Stored items:
# # # # #
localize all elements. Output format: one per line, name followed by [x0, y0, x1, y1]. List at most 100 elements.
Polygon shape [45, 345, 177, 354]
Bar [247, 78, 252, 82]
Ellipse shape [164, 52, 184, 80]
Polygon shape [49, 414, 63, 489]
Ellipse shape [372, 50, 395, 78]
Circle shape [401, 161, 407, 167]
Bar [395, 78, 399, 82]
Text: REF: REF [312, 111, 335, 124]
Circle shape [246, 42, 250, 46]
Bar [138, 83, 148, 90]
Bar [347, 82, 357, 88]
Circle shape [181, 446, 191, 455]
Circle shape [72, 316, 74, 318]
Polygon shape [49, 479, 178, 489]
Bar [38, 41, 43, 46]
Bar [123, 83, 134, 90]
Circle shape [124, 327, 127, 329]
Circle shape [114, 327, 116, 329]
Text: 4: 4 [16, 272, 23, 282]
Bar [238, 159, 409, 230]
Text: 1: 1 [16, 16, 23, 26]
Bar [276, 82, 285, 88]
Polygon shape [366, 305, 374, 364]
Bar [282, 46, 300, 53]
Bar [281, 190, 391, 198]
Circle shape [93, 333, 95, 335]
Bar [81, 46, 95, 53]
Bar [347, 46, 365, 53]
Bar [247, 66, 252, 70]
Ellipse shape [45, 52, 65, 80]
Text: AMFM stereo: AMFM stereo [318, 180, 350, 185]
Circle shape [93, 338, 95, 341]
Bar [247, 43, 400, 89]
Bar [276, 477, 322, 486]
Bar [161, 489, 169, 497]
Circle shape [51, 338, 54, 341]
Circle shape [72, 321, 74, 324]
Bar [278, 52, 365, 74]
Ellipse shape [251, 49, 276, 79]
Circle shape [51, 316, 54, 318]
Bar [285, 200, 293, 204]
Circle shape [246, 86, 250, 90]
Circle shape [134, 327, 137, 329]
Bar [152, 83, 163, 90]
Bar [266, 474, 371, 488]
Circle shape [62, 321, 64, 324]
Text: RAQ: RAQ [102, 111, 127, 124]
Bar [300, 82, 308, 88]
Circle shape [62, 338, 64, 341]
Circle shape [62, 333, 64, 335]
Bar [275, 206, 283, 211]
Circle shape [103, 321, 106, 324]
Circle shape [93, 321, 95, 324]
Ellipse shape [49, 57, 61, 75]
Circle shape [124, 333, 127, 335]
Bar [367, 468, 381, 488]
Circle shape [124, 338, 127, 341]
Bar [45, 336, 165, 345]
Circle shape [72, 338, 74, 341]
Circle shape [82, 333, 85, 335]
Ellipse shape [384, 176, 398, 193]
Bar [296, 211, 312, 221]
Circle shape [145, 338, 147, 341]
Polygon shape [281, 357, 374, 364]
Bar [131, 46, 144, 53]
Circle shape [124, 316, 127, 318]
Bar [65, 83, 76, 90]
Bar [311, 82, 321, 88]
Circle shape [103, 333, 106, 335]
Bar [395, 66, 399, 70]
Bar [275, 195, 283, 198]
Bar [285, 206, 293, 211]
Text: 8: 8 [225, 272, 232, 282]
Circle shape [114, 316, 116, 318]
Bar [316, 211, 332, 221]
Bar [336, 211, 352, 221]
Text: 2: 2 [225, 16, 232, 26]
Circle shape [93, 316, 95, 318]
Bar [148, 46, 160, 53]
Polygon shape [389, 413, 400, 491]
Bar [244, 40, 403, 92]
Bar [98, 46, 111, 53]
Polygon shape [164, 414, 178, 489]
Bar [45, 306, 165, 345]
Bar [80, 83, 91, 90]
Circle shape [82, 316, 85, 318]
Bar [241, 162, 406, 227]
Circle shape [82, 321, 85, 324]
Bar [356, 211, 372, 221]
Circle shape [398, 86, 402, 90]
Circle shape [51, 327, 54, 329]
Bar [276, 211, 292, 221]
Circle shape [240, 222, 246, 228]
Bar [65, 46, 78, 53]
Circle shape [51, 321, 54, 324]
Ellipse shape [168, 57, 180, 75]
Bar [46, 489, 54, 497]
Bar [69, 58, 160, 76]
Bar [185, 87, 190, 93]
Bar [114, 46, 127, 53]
# # # # #
Given request ▸
Copy every one of the stored items above line for line, without changing anything.

Exercise response ▸
localize all elements. Output format: one per line, name followed by [x0, y0, x1, y1]. List at most 100 elements.
Polygon shape [45, 345, 177, 354]
Bar [247, 78, 252, 82]
Ellipse shape [164, 52, 184, 80]
Polygon shape [49, 414, 63, 489]
Ellipse shape [372, 50, 395, 78]
Circle shape [401, 161, 407, 167]
Bar [395, 78, 399, 82]
Text: REF: REF [312, 111, 335, 124]
Circle shape [246, 42, 250, 46]
Bar [138, 83, 148, 90]
Bar [347, 82, 357, 88]
Circle shape [181, 446, 191, 455]
Circle shape [72, 316, 74, 318]
Polygon shape [49, 479, 178, 489]
Bar [38, 41, 43, 46]
Bar [123, 83, 134, 90]
Circle shape [124, 327, 127, 329]
Circle shape [114, 327, 116, 329]
Text: 4: 4 [16, 272, 23, 282]
Bar [238, 159, 409, 230]
Text: 1: 1 [16, 16, 23, 26]
Bar [276, 82, 285, 88]
Polygon shape [366, 305, 374, 364]
Bar [282, 46, 300, 53]
Bar [281, 190, 391, 198]
Circle shape [93, 333, 95, 335]
Bar [81, 46, 95, 53]
Bar [347, 46, 365, 53]
Bar [247, 66, 252, 70]
Ellipse shape [45, 52, 65, 80]
Text: AMFM stereo: AMFM stereo [318, 180, 350, 185]
Circle shape [93, 338, 95, 341]
Bar [247, 43, 400, 89]
Bar [276, 477, 322, 486]
Bar [161, 489, 169, 497]
Circle shape [51, 338, 54, 341]
Circle shape [72, 321, 74, 324]
Bar [278, 52, 365, 74]
Ellipse shape [251, 49, 276, 79]
Circle shape [51, 316, 54, 318]
Bar [285, 200, 293, 204]
Circle shape [246, 86, 250, 90]
Circle shape [134, 327, 137, 329]
Bar [152, 83, 163, 90]
Bar [266, 474, 371, 488]
Circle shape [62, 321, 64, 324]
Text: RAQ: RAQ [102, 111, 127, 124]
Bar [300, 82, 308, 88]
Circle shape [62, 338, 64, 341]
Circle shape [62, 333, 64, 335]
Bar [275, 206, 283, 211]
Circle shape [103, 321, 106, 324]
Circle shape [93, 321, 95, 324]
Ellipse shape [49, 57, 61, 75]
Circle shape [124, 333, 127, 335]
Bar [367, 468, 381, 488]
Circle shape [124, 338, 127, 341]
Bar [45, 336, 165, 345]
Circle shape [72, 338, 74, 341]
Circle shape [82, 333, 85, 335]
Ellipse shape [384, 176, 398, 193]
Bar [296, 211, 312, 221]
Circle shape [145, 338, 147, 341]
Polygon shape [281, 357, 374, 364]
Bar [131, 46, 144, 53]
Circle shape [124, 316, 127, 318]
Bar [65, 83, 76, 90]
Bar [311, 82, 321, 88]
Circle shape [103, 333, 106, 335]
Bar [395, 66, 399, 70]
Bar [275, 195, 283, 198]
Bar [285, 206, 293, 211]
Text: 8: 8 [225, 272, 232, 282]
Circle shape [114, 316, 116, 318]
Bar [316, 211, 332, 221]
Bar [336, 211, 352, 221]
Text: 2: 2 [225, 16, 232, 26]
Circle shape [93, 316, 95, 318]
Bar [148, 46, 160, 53]
Polygon shape [389, 413, 400, 491]
Bar [244, 40, 403, 92]
Bar [98, 46, 111, 53]
Polygon shape [164, 414, 178, 489]
Bar [45, 306, 165, 345]
Bar [80, 83, 91, 90]
Circle shape [82, 316, 85, 318]
Bar [241, 162, 406, 227]
Circle shape [82, 321, 85, 324]
Bar [356, 211, 372, 221]
Circle shape [398, 86, 402, 90]
Circle shape [51, 327, 54, 329]
Bar [276, 211, 292, 221]
Circle shape [240, 222, 246, 228]
Bar [65, 46, 78, 53]
Circle shape [51, 321, 54, 324]
Ellipse shape [168, 57, 180, 75]
Bar [46, 489, 54, 497]
Bar [69, 58, 160, 76]
Bar [185, 87, 190, 93]
Bar [114, 46, 127, 53]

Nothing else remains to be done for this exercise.